╭──
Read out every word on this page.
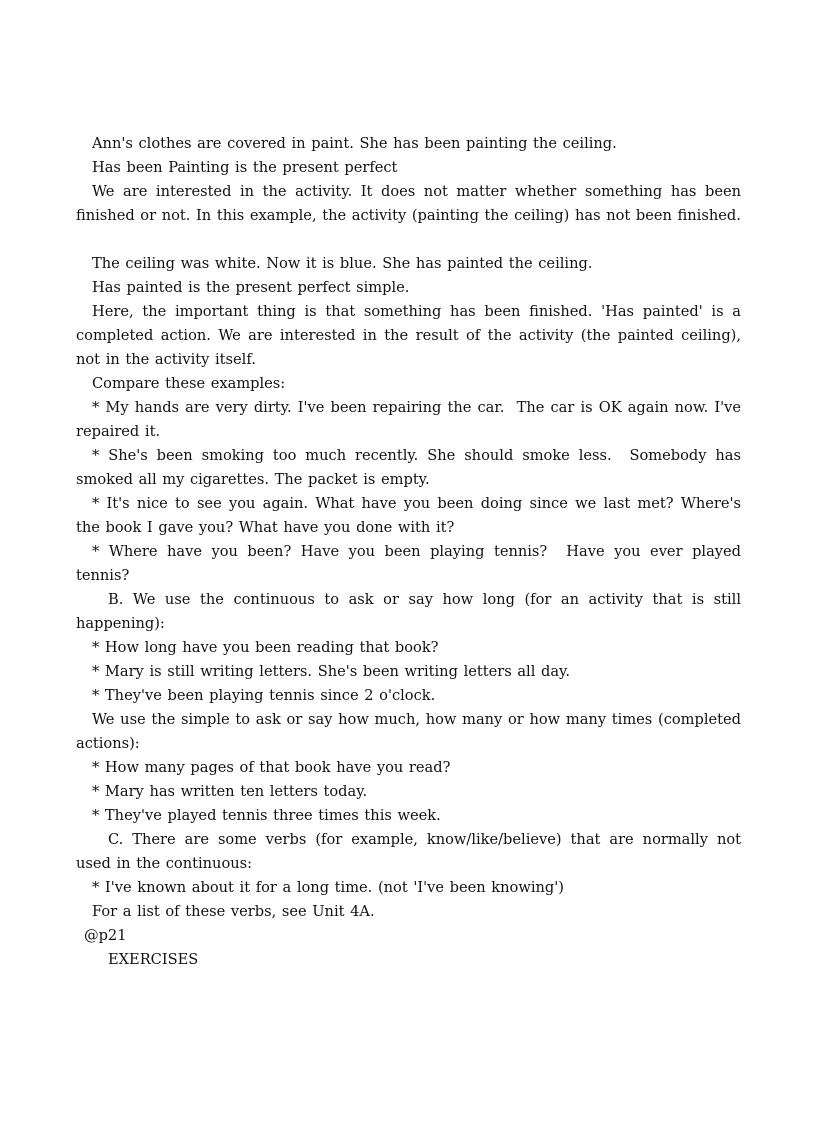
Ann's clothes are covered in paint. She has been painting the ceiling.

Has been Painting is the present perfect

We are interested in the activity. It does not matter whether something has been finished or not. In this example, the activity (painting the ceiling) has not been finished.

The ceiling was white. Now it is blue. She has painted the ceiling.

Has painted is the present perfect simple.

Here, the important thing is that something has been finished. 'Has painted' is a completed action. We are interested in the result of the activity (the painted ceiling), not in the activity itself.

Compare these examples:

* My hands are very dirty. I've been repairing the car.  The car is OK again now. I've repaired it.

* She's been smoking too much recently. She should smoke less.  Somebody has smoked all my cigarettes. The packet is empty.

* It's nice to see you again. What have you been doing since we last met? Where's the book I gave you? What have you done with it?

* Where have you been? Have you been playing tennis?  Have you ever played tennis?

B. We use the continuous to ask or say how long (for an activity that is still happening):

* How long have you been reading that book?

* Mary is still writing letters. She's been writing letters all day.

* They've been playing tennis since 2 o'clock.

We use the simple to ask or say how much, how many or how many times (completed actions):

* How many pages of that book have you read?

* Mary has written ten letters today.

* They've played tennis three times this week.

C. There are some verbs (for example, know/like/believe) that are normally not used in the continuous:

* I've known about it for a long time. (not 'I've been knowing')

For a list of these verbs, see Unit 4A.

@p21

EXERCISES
╰──
╭──
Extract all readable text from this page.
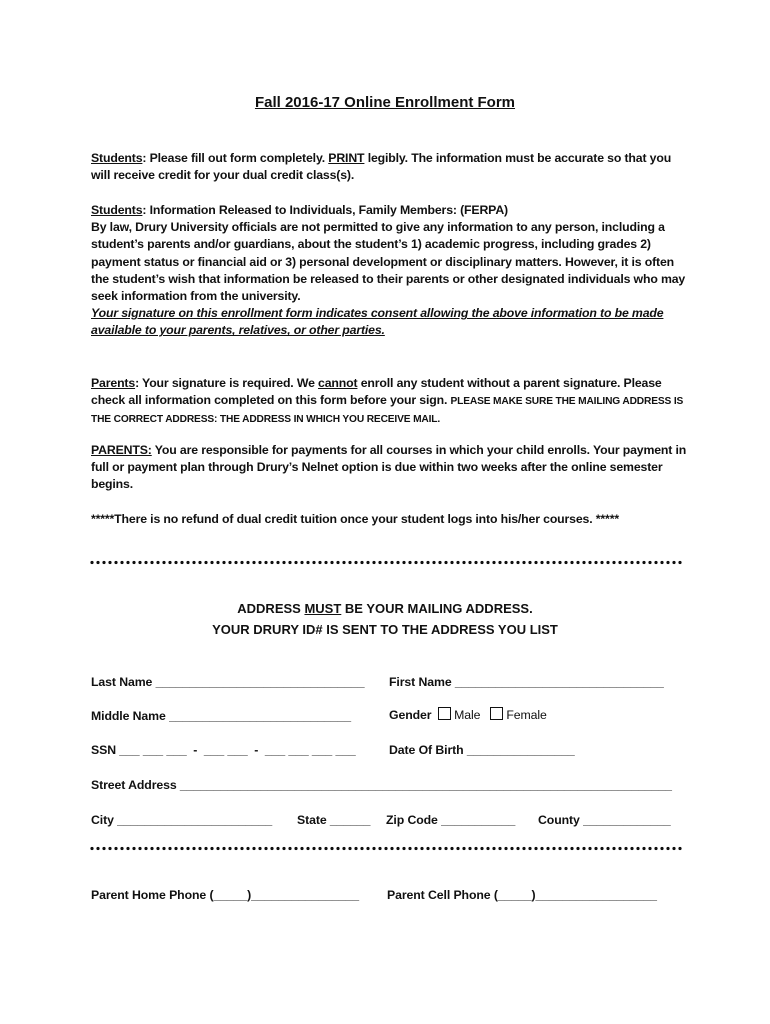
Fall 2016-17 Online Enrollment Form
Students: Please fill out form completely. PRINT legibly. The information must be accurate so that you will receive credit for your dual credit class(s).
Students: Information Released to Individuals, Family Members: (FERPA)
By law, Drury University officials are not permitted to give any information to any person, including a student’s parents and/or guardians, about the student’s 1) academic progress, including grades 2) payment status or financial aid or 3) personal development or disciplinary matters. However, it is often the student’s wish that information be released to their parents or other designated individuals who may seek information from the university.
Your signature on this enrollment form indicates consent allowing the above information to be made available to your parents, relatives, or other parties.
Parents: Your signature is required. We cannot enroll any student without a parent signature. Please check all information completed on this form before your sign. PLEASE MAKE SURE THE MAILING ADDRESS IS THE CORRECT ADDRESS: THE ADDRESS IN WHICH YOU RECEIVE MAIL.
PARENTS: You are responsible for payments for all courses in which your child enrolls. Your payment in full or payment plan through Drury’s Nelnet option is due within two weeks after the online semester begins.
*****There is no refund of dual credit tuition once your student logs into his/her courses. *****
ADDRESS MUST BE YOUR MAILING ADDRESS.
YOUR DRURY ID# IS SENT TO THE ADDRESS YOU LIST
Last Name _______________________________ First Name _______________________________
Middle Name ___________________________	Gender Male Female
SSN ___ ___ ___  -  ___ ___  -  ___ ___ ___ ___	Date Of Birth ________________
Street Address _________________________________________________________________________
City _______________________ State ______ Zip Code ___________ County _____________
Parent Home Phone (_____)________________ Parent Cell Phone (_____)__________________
╰──
> _Given request_:
Collect each line holding the string "finished".

> _Complete response_:
We are interested in the activity. It does not matter whether something has been finished or not. In this example, the activity (painting the ceiling) has not been finished.
Here, the important thing is that something has been finished. 'Has painted' is a completed action. We are interested in the result of the activity (the painted ceiling), not in the activity itself.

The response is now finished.